- **Çıkarılan Metin**
■ ■ ■ ■ ■ ■ ■

Paylaş
Diğer mali piyasa göstergeleri de benzer bir iyileşme gösterdi; borsa endeksi yüzde 8 arttı, uzun vadeli faizler de 1.5 puana yakın düştü. Temmuz başından bu yana süren kötüleşme biraz törpülenmiş oldu. Ancak bu bir mola. Bize özgü de değil; diğer gelişen ülkelerde de benzer eğilim gözleniyor. Bunun ardında, küresel piyasalarda reel ekonomilere dair beklentilerin kötüleşmesi var.
Önce Çin; faiz artırmanın eşiğindeki Amerikan Merkez Bankası FED’e fren yaptıran iki gelişme vardı. Biri Çin’deki ekonomik gelişmeler, diğeri ise gelişen ülkelerdeki finansal çalkantı idi. Çin ekonomisinde, reformlarla birlikte ekonomik yavaşlama dikkat çekiyor. Böyle olması da normal. Örneğin resmi döviz kurunun piyasaya bağlı olarak belirlenmeye başlanmasını ‘devalüasyon’ olarak niteleyenlere karşılık, bunun mali piyasa reformlarından biri; yuanın küresel bir para olmasına doğru atılan adım olduğunu hesaba katmak gerekiyor. Ekonomide yavaşlama olarak ifade edilen de, son 30 yılda kabaca yıllık yüzde 9’luk büyümenin hız keserek yüzde 6-7 bandına girmesi. Çin Merkez Bankası, bunun ‘yeni normal’ olduğunu vurguluyor.

■ ■ ■ ■ ■ ■ ■

- **Alıntılanan Kayıtlar**

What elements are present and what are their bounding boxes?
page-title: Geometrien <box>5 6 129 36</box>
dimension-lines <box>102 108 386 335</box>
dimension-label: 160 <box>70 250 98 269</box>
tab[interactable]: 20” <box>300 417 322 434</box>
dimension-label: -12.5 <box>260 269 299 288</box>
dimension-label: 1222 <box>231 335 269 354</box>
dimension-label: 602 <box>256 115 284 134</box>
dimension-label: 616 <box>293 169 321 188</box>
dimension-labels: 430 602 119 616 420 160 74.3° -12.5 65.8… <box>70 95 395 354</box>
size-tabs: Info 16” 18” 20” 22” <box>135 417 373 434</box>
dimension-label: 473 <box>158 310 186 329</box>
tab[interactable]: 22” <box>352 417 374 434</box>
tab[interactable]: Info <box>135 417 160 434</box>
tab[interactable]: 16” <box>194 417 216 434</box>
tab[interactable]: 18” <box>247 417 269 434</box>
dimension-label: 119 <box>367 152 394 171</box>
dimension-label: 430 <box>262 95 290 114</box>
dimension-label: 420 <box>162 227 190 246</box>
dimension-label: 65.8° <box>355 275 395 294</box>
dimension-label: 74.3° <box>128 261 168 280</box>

■ ■ ■ ■ ■ ■ ■

- **Sizden Beklenen**
Mali piyasalar ve Çin ekonomisi üzerine olan metinde "Önce Çin; faiz" ifadesinden "normal’ olduğunu vurguluyor." ifadesine kadar uzanan bölümü hiçbir değişiklik yapmadan yazınız.

- **Alıştırmanın Sonucu**
Önce Çin; faiz artırmanın eşiğindeki Amerikan Merkez Bankası FED’e fren yaptıran iki gelişme vardı. Biri Çin’deki ekonomik gelişmeler, diğeri ise gelişen ülkelerdeki finansal çalkantı idi. Çin ekonomisinde, reformlarla birlikte ekonomik yavaşlama dikkat çekiyor. Böyle olması da normal. Örneğin resmi döviz kurunun piyasaya bağlı olarak belirlenmeye başlanmasını ‘devalüasyon’ olarak niteleyenlere karşılık, bunun mali piyasa reformlarından biri; yuanın küresel bir para olmasına doğru atılan adım olduğunu hesaba katmak gerekiyor. Ekonomide yavaşlama olarak ifade edilen de, son 30 yılda kabaca yıllık yüzde 9’luk büyümenin hız keserek yüzde 6-7 bandına girmesi. Çin Merkez Bankası, bunun ‘yeni normal’ olduğunu vurguluyor.